Without the images, output each record below as it stands.
--- start Provided information ---
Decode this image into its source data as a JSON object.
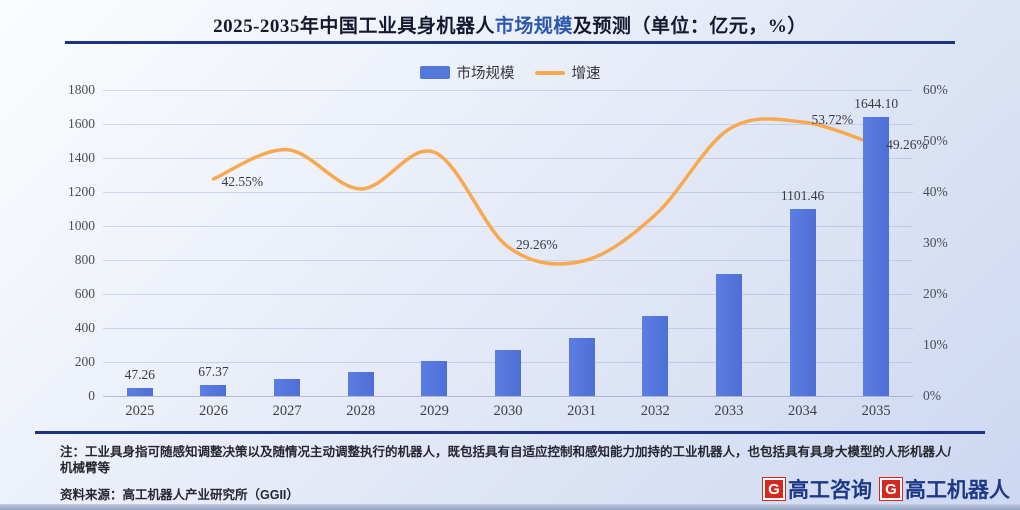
{
  "title": {
    "prefix": "2025-2035年中国工业具身机器人",
    "highlight": "市场规模",
    "suffix": "及预测（单位：亿元，%）"
  },
  "legend": {
    "items": [
      {
        "label": "市场规模",
        "marker": "bar",
        "color": "#5377DC"
      },
      {
        "label": "增速",
        "marker": "line",
        "color": "#F8A950"
      }
    ],
    "position": "top-center"
  },
  "chart_data": {
    "type": "bar+line",
    "title": "2025-2035年中国工业具身机器人市场规模及预测（单位：亿元，%）",
    "categories": [
      "2025",
      "2026",
      "2027",
      "2028",
      "2029",
      "2030",
      "2031",
      "2032",
      "2033",
      "2034",
      "2035"
    ],
    "series": [
      {
        "name": "市场规模",
        "type": "bar",
        "axis": "left",
        "unit": "亿元",
        "color": "#5377DC",
        "values": [
          47.26,
          67.37,
          98,
          140,
          208,
          268,
          340,
          470,
          716,
          1101.46,
          1644.1
        ],
        "value_labels": {
          "0": "47.26",
          "1": "67.37",
          "9": "1101.46",
          "10": "1644.10"
        }
      },
      {
        "name": "增速",
        "type": "line",
        "axis": "right",
        "unit": "%",
        "color": "#F8A950",
        "smooth": true,
        "values": [
          null,
          42.55,
          48.3,
          40.6,
          47.8,
          29.26,
          26.4,
          35.5,
          52.3,
          53.72,
          49.26
        ],
        "value_labels": {
          "1": "42.55%",
          "5": "29.26%",
          "9": "53.72%",
          "10": "49.26%"
        }
      }
    ],
    "left_axis": {
      "min": 0,
      "max": 1800,
      "step": 200,
      "ticks": [
        "0",
        "200",
        "400",
        "600",
        "800",
        "1000",
        "1200",
        "1400",
        "1600",
        "1800"
      ]
    },
    "right_axis": {
      "min": 0,
      "max": 60,
      "step": 10,
      "ticks": [
        "0%",
        "10%",
        "20%",
        "30%",
        "40%",
        "50%",
        "60%"
      ]
    },
    "grid": true,
    "legend_position": "top"
  },
  "footnote": {
    "label": "注：",
    "text": "工业具身指可随感知调整决策以及随情况主动调整执行的机器人，既包括具有自适应控制和感知能力加持的工业机器人，也包括具有具身大模型的人形机器人/机械臂等"
  },
  "source": {
    "label": "资料来源：",
    "text": "高工机器人产业研究所（GGII）"
  },
  "logos": {
    "items": [
      {
        "badge": "G",
        "text": "高工咨询",
        "badge_color": "#D3291F",
        "text_color": "#1D3787"
      },
      {
        "badge": "G",
        "text": "高工机器人",
        "badge_color": "#D3291F",
        "text_color": "#1D3787"
      }
    ]
  }
}
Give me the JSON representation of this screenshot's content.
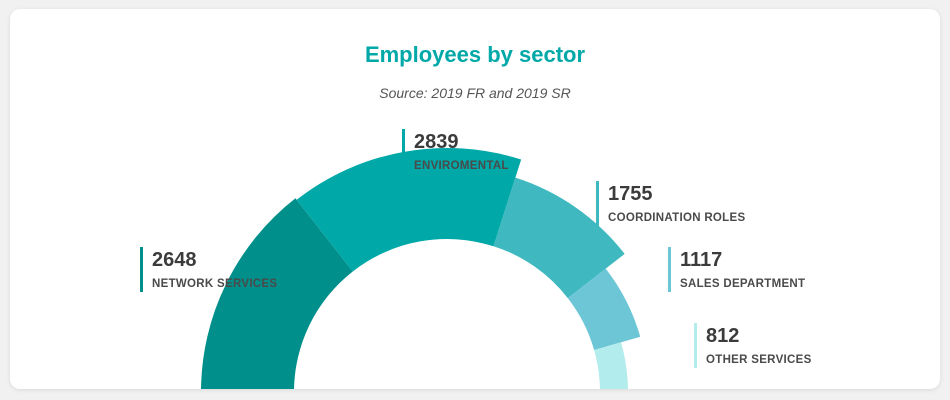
{
  "chart_data": {
    "type": "pie",
    "title": "Employees by sector",
    "subtitle": "Source: 2019 FR and 2019 SR",
    "series": [
      {
        "name": "NETWORK SERVICES",
        "value": 2648,
        "color": "#008f8a"
      },
      {
        "name": "ENVIROMENTAL",
        "value": 2839,
        "color": "#00a8a8"
      },
      {
        "name": "COORDINATION ROLES",
        "value": 1755,
        "color": "#3fb8bf"
      },
      {
        "name": "SALES DEPARTMENT",
        "value": 1117,
        "color": "#6cc6d6"
      },
      {
        "name": "OTHER SERVICES",
        "value": 812,
        "color": "#b3ecec"
      }
    ]
  },
  "colors": {
    "title": "#00a8a8"
  }
}
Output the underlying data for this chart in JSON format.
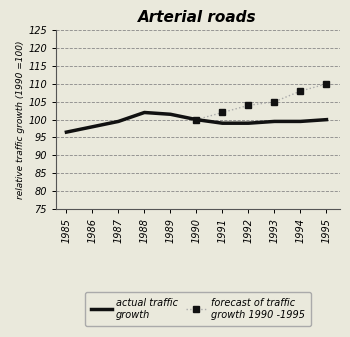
{
  "title": "Arterial roads",
  "ylabel": "relative traffic growth (1990 =100)",
  "background_color": "#eae9dc",
  "xlim_min": 1984.6,
  "xlim_max": 1995.5,
  "ylim": [
    75,
    125
  ],
  "yticks": [
    75,
    80,
    85,
    90,
    95,
    100,
    105,
    110,
    115,
    120,
    125
  ],
  "xticks": [
    1985,
    1986,
    1987,
    1988,
    1989,
    1990,
    1991,
    1992,
    1993,
    1994,
    1995
  ],
  "actual_x": [
    1985,
    1986,
    1987,
    1988,
    1989,
    1990,
    1991,
    1992,
    1993,
    1994,
    1995
  ],
  "actual_y": [
    96.5,
    98.0,
    99.5,
    102.0,
    101.5,
    100.0,
    99.0,
    99.0,
    99.5,
    99.5,
    100.0
  ],
  "forecast_x": [
    1990,
    1991,
    1992,
    1993,
    1994,
    1995
  ],
  "forecast_y": [
    100.0,
    102.0,
    104.0,
    105.0,
    108.0,
    110.0
  ],
  "actual_color": "#111111",
  "actual_linewidth": 2.5,
  "forecast_line_color": "#aaaaaa",
  "forecast_marker_color": "#111111",
  "forecast_linewidth": 1.0,
  "forecast_markersize": 5,
  "grid_color": "#888888",
  "grid_linewidth": 0.6,
  "spine_color": "#555555",
  "legend1_label": "actual traffic\ngrowth",
  "legend2_label": "forecast of traffic\ngrowth 1990 -1995",
  "title_fontsize": 11,
  "ylabel_fontsize": 6.5,
  "tick_fontsize": 7,
  "legend_fontsize": 7
}
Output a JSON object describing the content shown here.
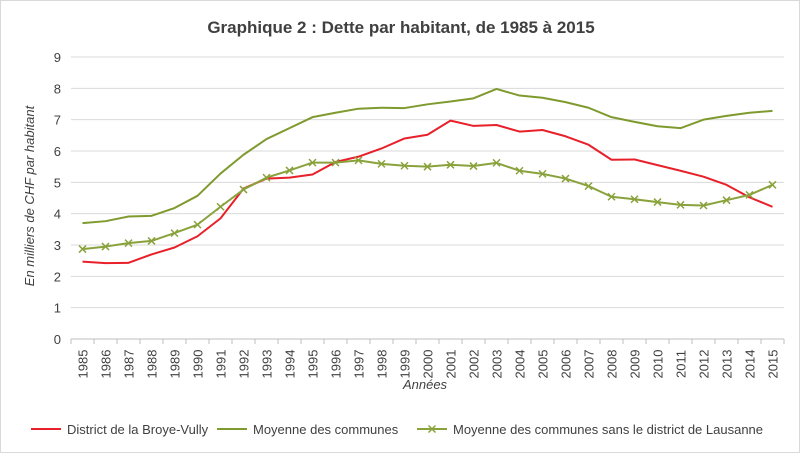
{
  "chart_data": {
    "type": "line",
    "title": "Graphique 2 : Dette par habitant, de 1985 à 2015",
    "xlabel": "Années",
    "ylabel": "En milliers de CHF par habitant",
    "ylim": [
      0,
      9
    ],
    "yticks": [
      "0",
      "1",
      "2",
      "3",
      "4",
      "5",
      "6",
      "7",
      "8",
      "9"
    ],
    "grid": "horizontal",
    "legend_position": "bottom",
    "x": [
      "1985",
      "1986",
      "1987",
      "1988",
      "1989",
      "1990",
      "1991",
      "1992",
      "1993",
      "1994",
      "1995",
      "1996",
      "1997",
      "1998",
      "1999",
      "2000",
      "2001",
      "2002",
      "2003",
      "2004",
      "2005",
      "2006",
      "2007",
      "2008",
      "2009",
      "2010",
      "2011",
      "2012",
      "2013",
      "2014",
      "2015"
    ],
    "series": [
      {
        "name": "District de la Broye-Vully",
        "color": "#e8202a",
        "marker": "none",
        "values": [
          2.47,
          2.42,
          2.43,
          2.7,
          2.92,
          3.28,
          3.85,
          4.8,
          5.12,
          5.15,
          5.25,
          5.65,
          5.82,
          6.08,
          6.4,
          6.52,
          6.97,
          6.8,
          6.83,
          6.62,
          6.67,
          6.47,
          6.2,
          5.72,
          5.73,
          5.55,
          5.37,
          5.18,
          4.92,
          4.52,
          4.22
        ]
      },
      {
        "name": "Moyenne des communes",
        "color": "#7f9a2e",
        "marker": "none",
        "values": [
          3.7,
          3.76,
          3.91,
          3.93,
          4.18,
          4.57,
          5.28,
          5.88,
          6.38,
          6.73,
          7.08,
          7.22,
          7.35,
          7.38,
          7.37,
          7.49,
          7.58,
          7.68,
          7.98,
          7.77,
          7.7,
          7.56,
          7.38,
          7.08,
          6.93,
          6.79,
          6.73,
          7.0,
          7.12,
          7.22,
          7.28
        ]
      },
      {
        "name": "Moyenne des communes sans le district de Lausanne",
        "color": "#8aa23c",
        "marker": "x",
        "values": [
          2.87,
          2.95,
          3.06,
          3.13,
          3.38,
          3.65,
          4.22,
          4.77,
          5.15,
          5.38,
          5.63,
          5.63,
          5.7,
          5.59,
          5.53,
          5.5,
          5.56,
          5.52,
          5.62,
          5.37,
          5.27,
          5.12,
          4.88,
          4.54,
          4.46,
          4.37,
          4.28,
          4.26,
          4.43,
          4.6,
          4.92
        ]
      }
    ]
  }
}
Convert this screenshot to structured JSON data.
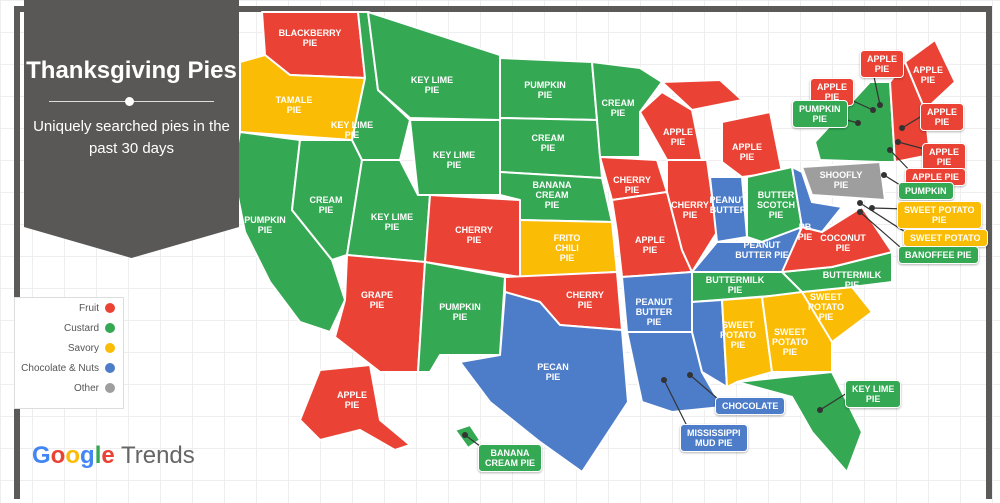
--- end Provided information ---
Output of the task -
Decode this image into its source data as a JSON object.
{
  "title": {
    "prefix": "2025-2035年中国工业具身机器人",
    "highlight": "市场规模",
    "suffix": "及预测（单位：亿元，%）"
  },
  "legend": {
    "items": [
      {
        "label": "市场规模",
        "marker": "bar",
        "color": "#5377DC"
      },
      {
        "label": "增速",
        "marker": "line",
        "color": "#F8A950"
      }
    ],
    "position": "top-center"
  },
  "chart_data": {
    "type": "bar+line",
    "title": "2025-2035年中国工业具身机器人市场规模及预测（单位：亿元，%）",
    "categories": [
      "2025",
      "2026",
      "2027",
      "2028",
      "2029",
      "2030",
      "2031",
      "2032",
      "2033",
      "2034",
      "2035"
    ],
    "series": [
      {
        "name": "市场规模",
        "type": "bar",
        "axis": "left",
        "unit": "亿元",
        "color": "#5377DC",
        "values": [
          47.26,
          67.37,
          98,
          140,
          208,
          268,
          340,
          470,
          716,
          1101.46,
          1644.1
        ],
        "value_labels": {
          "0": "47.26",
          "1": "67.37",
          "9": "1101.46",
          "10": "1644.10"
        }
      },
      {
        "name": "增速",
        "type": "line",
        "axis": "right",
        "unit": "%",
        "color": "#F8A950",
        "smooth": true,
        "values": [
          null,
          42.55,
          48.3,
          40.6,
          47.8,
          29.26,
          26.4,
          35.5,
          52.3,
          53.72,
          49.26
        ],
        "value_labels": {
          "1": "42.55%",
          "5": "29.26%",
          "9": "53.72%",
          "10": "49.26%"
        }
      }
    ],
    "left_axis": {
      "min": 0,
      "max": 1800,
      "step": 200,
      "ticks": [
        "0",
        "200",
        "400",
        "600",
        "800",
        "1000",
        "1200",
        "1400",
        "1600",
        "1800"
      ]
    },
    "right_axis": {
      "min": 0,
      "max": 60,
      "step": 10,
      "ticks": [
        "0%",
        "10%",
        "20%",
        "30%",
        "40%",
        "50%",
        "60%"
      ]
    },
    "grid": true,
    "legend_position": "top"
  },
  "footnote": {
    "label": "注：",
    "text": "工业具身指可随感知调整决策以及随情况主动调整执行的机器人，既包括具有自适应控制和感知能力加持的工业机器人，也包括具有具身大模型的人形机器人/机械臂等"
  },
  "source": {
    "label": "资料来源：",
    "text": "高工机器人产业研究所（GGII）"
  },
  "logos": {
    "items": [
      {
        "badge": "G",
        "text": "高工咨询",
        "badge_color": "#D3291F",
        "text_color": "#1D3787"
      },
      {
        "badge": "G",
        "text": "高工机器人",
        "badge_color": "#D3291F",
        "text_color": "#1D3787"
      }
    ]
  }
}
Give me the JSON representation of this screenshot's content.
{
  "chart_data": {
    "type": "pie",
    "title": "Employees by sector",
    "subtitle": "Source: 2019 FR and 2019 SR",
    "series": [
      {
        "name": "NETWORK SERVICES",
        "value": 2648,
        "color": "#008f8a"
      },
      {
        "name": "ENVIROMENTAL",
        "value": 2839,
        "color": "#00a8a8"
      },
      {
        "name": "COORDINATION ROLES",
        "value": 1755,
        "color": "#3fb8bf"
      },
      {
        "name": "SALES DEPARTMENT",
        "value": 1117,
        "color": "#6cc6d6"
      },
      {
        "name": "OTHER SERVICES",
        "value": 812,
        "color": "#b3ecec"
      }
    ]
  },
  "colors": {
    "title": "#00a8a8"
  }
}
Output the underlying data for this chart in JSON format.
{
  "title": "Arterial roads",
  "ylabel": "relative traffic growth (1990 =100)",
  "background_color": "#eae9dc",
  "xlim_min": 1984.6,
  "xlim_max": 1995.5,
  "ylim": [
    75,
    125
  ],
  "yticks": [
    75,
    80,
    85,
    90,
    95,
    100,
    105,
    110,
    115,
    120,
    125
  ],
  "xticks": [
    1985,
    1986,
    1987,
    1988,
    1989,
    1990,
    1991,
    1992,
    1993,
    1994,
    1995
  ],
  "actual_x": [
    1985,
    1986,
    1987,
    1988,
    1989,
    1990,
    1991,
    1992,
    1993,
    1994,
    1995
  ],
  "actual_y": [
    96.5,
    98.0,
    99.5,
    102.0,
    101.5,
    100.0,
    99.0,
    99.0,
    99.5,
    99.5,
    100.0
  ],
  "forecast_x": [
    1990,
    1991,
    1992,
    1993,
    1994,
    1995
  ],
  "forecast_y": [
    100.0,
    102.0,
    104.0,
    105.0,
    108.0,
    110.0
  ],
  "actual_color": "#111111",
  "actual_linewidth": 2.5,
  "forecast_line_color": "#aaaaaa",
  "forecast_marker_color": "#111111",
  "forecast_linewidth": 1.0,
  "forecast_markersize": 5,
  "grid_color": "#888888",
  "grid_linewidth": 0.6,
  "spine_color": "#555555",
  "legend1_label": "actual traffic\ngrowth",
  "legend2_label": "forecast of traffic\ngrowth 1990 -1995",
  "title_fontsize": 11,
  "ylabel_fontsize": 6.5,
  "tick_fontsize": 7,
  "legend_fontsize": 7
}
Output a JSON object describing the content shown here.
{
  "chart_data": {
    "type": "line",
    "title": "Graphique 2 : Dette par habitant, de 1985 à 2015",
    "xlabel": "Années",
    "ylabel": "En milliers de CHF par habitant",
    "ylim": [
      0,
      9
    ],
    "yticks": [
      "0",
      "1",
      "2",
      "3",
      "4",
      "5",
      "6",
      "7",
      "8",
      "9"
    ],
    "grid": "horizontal",
    "legend_position": "bottom",
    "x": [
      "1985",
      "1986",
      "1987",
      "1988",
      "1989",
      "1990",
      "1991",
      "1992",
      "1993",
      "1994",
      "1995",
      "1996",
      "1997",
      "1998",
      "1999",
      "2000",
      "2001",
      "2002",
      "2003",
      "2004",
      "2005",
      "2006",
      "2007",
      "2008",
      "2009",
      "2010",
      "2011",
      "2012",
      "2013",
      "2014",
      "2015"
    ],
    "series": [
      {
        "name": "District de la Broye-Vully",
        "color": "#e8202a",
        "marker": "none",
        "values": [
          2.47,
          2.42,
          2.43,
          2.7,
          2.92,
          3.28,
          3.85,
          4.8,
          5.12,
          5.15,
          5.25,
          5.65,
          5.82,
          6.08,
          6.4,
          6.52,
          6.97,
          6.8,
          6.83,
          6.62,
          6.67,
          6.47,
          6.2,
          5.72,
          5.73,
          5.55,
          5.37,
          5.18,
          4.92,
          4.52,
          4.22
        ]
      },
      {
        "name": "Moyenne des communes",
        "color": "#7f9a2e",
        "marker": "none",
        "values": [
          3.7,
          3.76,
          3.91,
          3.93,
          4.18,
          4.57,
          5.28,
          5.88,
          6.38,
          6.73,
          7.08,
          7.22,
          7.35,
          7.38,
          7.37,
          7.49,
          7.58,
          7.68,
          7.98,
          7.77,
          7.7,
          7.56,
          7.38,
          7.08,
          6.93,
          6.79,
          6.73,
          7.0,
          7.12,
          7.22,
          7.28
        ]
      },
      {
        "name": "Moyenne des communes sans le district de Lausanne",
        "color": "#8aa23c",
        "marker": "x",
        "values": [
          2.87,
          2.95,
          3.06,
          3.13,
          3.38,
          3.65,
          4.22,
          4.77,
          5.15,
          5.38,
          5.63,
          5.63,
          5.7,
          5.59,
          5.53,
          5.5,
          5.56,
          5.52,
          5.62,
          5.37,
          5.27,
          5.12,
          4.88,
          4.54,
          4.46,
          4.37,
          4.28,
          4.26,
          4.43,
          4.6,
          4.92
        ]
      }
    ]
  }
}
Convert this screenshot to structured JSON data.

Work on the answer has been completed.